Selected text »
Member of the U.S. House of Representatives from Ohio's 3rd district
- In office March 4, 1817 – March 3, 1819
- Preceded by: William Creighton, Jr.
- Succeeded by: Henry Brush
- In office March 4, 1821 – March 3, 1823
- Preceded by: Henry Brush
- Succeeded by: William McLean

Member of the Ohio House of Representatives
- In office 1806

Personal details
- Born: October 16, 1777 Simsbury, Connecticut
- Died: April 23, 1833 (aged 55) Harmar, Ohio
- Resting place: Harmar Cemetery
- Party: Democratic-Republican
- Spouse: Elizabeth Rouse

= Levi Barber =

American politician

Levi Barber (October 16, 1777 – April 23, 1833) was a surveyor, court administrator, banker, and legislator who served two non-consecutive terms in the United States House Of Representatives in the early 19th century.

== Early life and career ==
Levi Barber was born in Simsbury, Connecticut, the son of David Barber and Sarah Lawrence. Levi moved to Ohio where he was a surveyor in the employ of the federal government. His name appears on early survey records in what later became Monroe County, Ohio. He also surveyed many other places in Ohio, for example his name is listed as the surveyor in 1802 in Bethel Township in Miami county, Ohio, according to the original source document.

On February 15, 1803, in Washington County, Ohio, Levi Barber married Elizabeth Rouse of Massachusetts. They had at least four children: David, Elizabeth, Austin and Levi, Jr. (Levi Barber, Jr., was a presidential elector from Ohio in 1868, casting his ballot for Ulysses S. Grant.)

He was appointed Washington County surveyor in November 1805 and served until July 1816. He was commissioned receiver of the United States land office in Marietta, Ohio, on April 1, 1807.

Levi Barber was elected from Washington County to the Ohio House of Representatives in 1806. He served as clerk of the Court of Common Pleas and the court of Washington County from 1809 until 1817, when he resigned to take his seat in Congress. He also served as a Justice of the Peace and performed civil marriages.

During the War of 1812, Levi Barber was an aide to Governor Return J. Meigs, Jr.

Source data »
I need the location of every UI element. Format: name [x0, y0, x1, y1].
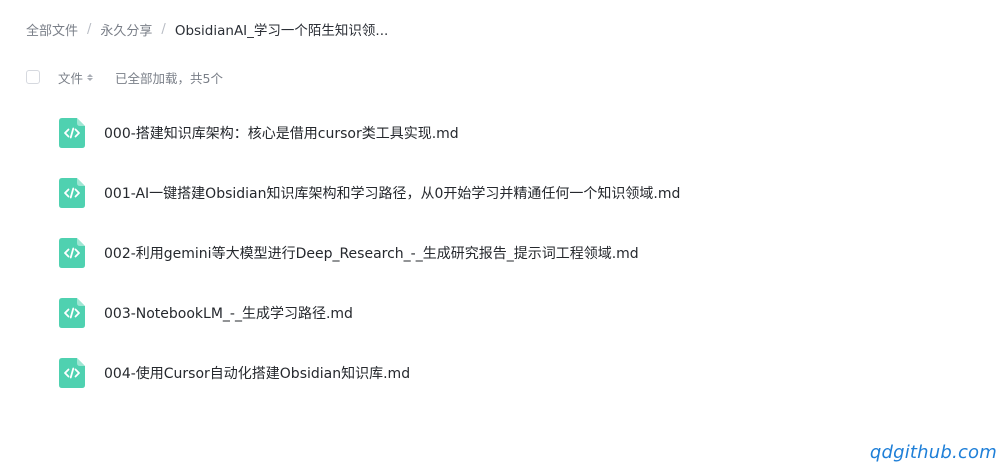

Jobs »
1/ Name every child of Levi Barber and Elizabeth Rouse that the Levi Barber text mentions.
2/ In the Levi Barber text, on what date was he commissioned receiver of the United States land office in Marietta, Ohio?
3/ Transcribe the passage of the Levi Barber text starting at "Levi Barber (October" and ending at "original source document.".
The listing is separate material that stands apart from the text on Levi Barber.

Task solutions »
1/ David, Elizabeth, Austin, and Levi, Jr.

2/ April 1, 1807.

3/
Levi Barber (October 16, 1777 – April 23, 1833) was a surveyor, court administrator, banker, and legislator who served two non-consecutive terms in the United States House Of Representatives in the early 19th century.

== Early life and career ==
Levi Barber was born in Simsbury, Connecticut, the son of David Barber and Sarah Lawrence. Levi moved to Ohio where he was a surveyor in the employ of the federal government. His name appears on early survey records in what later became Monroe County, Ohio. He also surveyed many other places in Ohio, for example his name is listed as the surveyor in 1802 in Bethel Township in Miami county, Ohio, according to the original source document.